#### Task requirements
Please print all of the material below, word for word.

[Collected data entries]
....................

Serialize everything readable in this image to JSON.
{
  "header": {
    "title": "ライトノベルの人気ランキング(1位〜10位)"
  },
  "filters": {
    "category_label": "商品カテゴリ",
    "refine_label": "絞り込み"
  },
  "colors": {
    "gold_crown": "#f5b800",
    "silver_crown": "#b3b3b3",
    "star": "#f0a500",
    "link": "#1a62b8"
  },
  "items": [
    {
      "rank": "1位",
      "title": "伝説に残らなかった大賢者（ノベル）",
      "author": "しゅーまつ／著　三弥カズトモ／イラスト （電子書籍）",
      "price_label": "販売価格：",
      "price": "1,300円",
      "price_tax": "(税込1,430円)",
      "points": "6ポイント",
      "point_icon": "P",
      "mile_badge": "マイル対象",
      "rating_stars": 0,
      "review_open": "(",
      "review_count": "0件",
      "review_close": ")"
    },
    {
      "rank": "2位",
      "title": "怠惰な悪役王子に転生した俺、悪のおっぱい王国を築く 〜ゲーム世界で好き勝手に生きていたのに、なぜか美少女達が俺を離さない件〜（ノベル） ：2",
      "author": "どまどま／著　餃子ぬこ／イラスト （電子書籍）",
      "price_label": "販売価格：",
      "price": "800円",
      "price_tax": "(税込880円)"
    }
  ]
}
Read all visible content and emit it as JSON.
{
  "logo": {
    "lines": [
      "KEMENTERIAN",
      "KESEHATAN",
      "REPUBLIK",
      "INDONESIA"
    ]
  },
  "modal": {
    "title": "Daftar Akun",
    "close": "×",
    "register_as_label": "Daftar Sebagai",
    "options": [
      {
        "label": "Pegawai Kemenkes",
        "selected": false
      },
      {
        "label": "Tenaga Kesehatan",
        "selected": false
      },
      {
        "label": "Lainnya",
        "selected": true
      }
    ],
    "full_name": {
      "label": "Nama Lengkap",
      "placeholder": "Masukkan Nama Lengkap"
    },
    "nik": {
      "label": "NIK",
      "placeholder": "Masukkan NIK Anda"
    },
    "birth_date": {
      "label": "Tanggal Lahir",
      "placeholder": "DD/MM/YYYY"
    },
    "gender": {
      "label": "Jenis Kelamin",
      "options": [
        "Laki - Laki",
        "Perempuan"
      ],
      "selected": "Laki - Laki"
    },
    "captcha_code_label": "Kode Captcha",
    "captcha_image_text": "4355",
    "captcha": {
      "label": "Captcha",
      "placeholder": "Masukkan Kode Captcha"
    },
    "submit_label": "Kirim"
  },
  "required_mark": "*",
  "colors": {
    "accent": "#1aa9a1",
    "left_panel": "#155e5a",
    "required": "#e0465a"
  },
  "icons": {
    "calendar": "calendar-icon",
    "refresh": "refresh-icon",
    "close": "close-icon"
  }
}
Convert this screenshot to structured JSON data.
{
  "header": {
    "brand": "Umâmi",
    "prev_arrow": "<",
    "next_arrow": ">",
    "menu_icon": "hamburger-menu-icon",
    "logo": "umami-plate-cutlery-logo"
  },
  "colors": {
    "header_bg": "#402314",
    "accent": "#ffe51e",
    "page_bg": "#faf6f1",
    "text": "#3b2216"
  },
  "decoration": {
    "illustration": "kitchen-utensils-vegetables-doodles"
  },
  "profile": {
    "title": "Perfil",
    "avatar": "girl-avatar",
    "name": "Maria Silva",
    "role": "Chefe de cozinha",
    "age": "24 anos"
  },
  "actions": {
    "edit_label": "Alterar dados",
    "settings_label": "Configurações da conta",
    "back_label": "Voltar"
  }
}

....................

#### The completed task
Serialize everything readable in this image to JSON.
{
  "header": {
    "title": "ライトノベルの人気ランキング(1位〜10位)"
  },
  "filters": {
    "category_label": "商品カテゴリ",
    "refine_label": "絞り込み"
  },
  "colors": {
    "gold_crown": "#f5b800",
    "silver_crown": "#b3b3b3",
    "star": "#f0a500",
    "link": "#1a62b8"
  },
  "items": [
    {
      "rank": "1位",
      "title": "伝説に残らなかった大賢者（ノベル）",
      "author": "しゅーまつ／著　三弥カズトモ／イラスト （電子書籍）",
      "price_label": "販売価格：",
      "price": "1,300円",
      "price_tax": "(税込1,430円)",
      "points": "6ポイント",
      "point_icon": "P",
      "mile_badge": "マイル対象",
      "rating_stars": 0,
      "review_open": "(",
      "review_count": "0件",
      "review_close": ")"
    },
    {
      "rank": "2位",
      "title": "怠惰な悪役王子に転生した俺、悪のおっぱい王国を築く 〜ゲーム世界で好き勝手に生きていたのに、なぜか美少女達が俺を離さない件〜（ノベル） ：2",
      "author": "どまどま／著　餃子ぬこ／イラスト （電子書籍）",
      "price_label": "販売価格：",
      "price": "800円",
      "price_tax": "(税込880円)"
    }
  ]
}
Read all visible content and emit it as JSON.
{
  "logo": {
    "lines": [
      "KEMENTERIAN",
      "KESEHATAN",
      "REPUBLIK",
      "INDONESIA"
    ]
  },
  "modal": {
    "title": "Daftar Akun",
    "close": "×",
    "register_as_label": "Daftar Sebagai",
    "options": [
      {
        "label": "Pegawai Kemenkes",
        "selected": false
      },
      {
        "label": "Tenaga Kesehatan",
        "selected": false
      },
      {
        "label": "Lainnya",
        "selected": true
      }
    ],
    "full_name": {
      "label": "Nama Lengkap",
      "placeholder": "Masukkan Nama Lengkap"
    },
    "nik": {
      "label": "NIK",
      "placeholder": "Masukkan NIK Anda"
    },
    "birth_date": {
      "label": "Tanggal Lahir",
      "placeholder": "DD/MM/YYYY"
    },
    "gender": {
      "label": "Jenis Kelamin",
      "options": [
        "Laki - Laki",
        "Perempuan"
      ],
      "selected": "Laki - Laki"
    },
    "captcha_code_label": "Kode Captcha",
    "captcha_image_text": "4355",
    "captcha": {
      "label": "Captcha",
      "placeholder": "Masukkan Kode Captcha"
    },
    "submit_label": "Kirim"
  },
  "required_mark": "*",
  "colors": {
    "accent": "#1aa9a1",
    "left_panel": "#155e5a",
    "required": "#e0465a"
  },
  "icons": {
    "calendar": "calendar-icon",
    "refresh": "refresh-icon",
    "close": "close-icon"
  }
}
Convert this screenshot to structured JSON data.
{
  "header": {
    "brand": "Umâmi",
    "prev_arrow": "<",
    "next_arrow": ">",
    "menu_icon": "hamburger-menu-icon",
    "logo": "umami-plate-cutlery-logo"
  },
  "colors": {
    "header_bg": "#402314",
    "accent": "#ffe51e",
    "page_bg": "#faf6f1",
    "text": "#3b2216"
  },
  "decoration": {
    "illustration": "kitchen-utensils-vegetables-doodles"
  },
  "profile": {
    "title": "Perfil",
    "avatar": "girl-avatar",
    "name": "Maria Silva",
    "role": "Chefe de cozinha",
    "age": "24 anos"
  },
  "actions": {
    "edit_label": "Alterar dados",
    "settings_label": "Configurações da conta",
    "back_label": "Voltar"
  }
}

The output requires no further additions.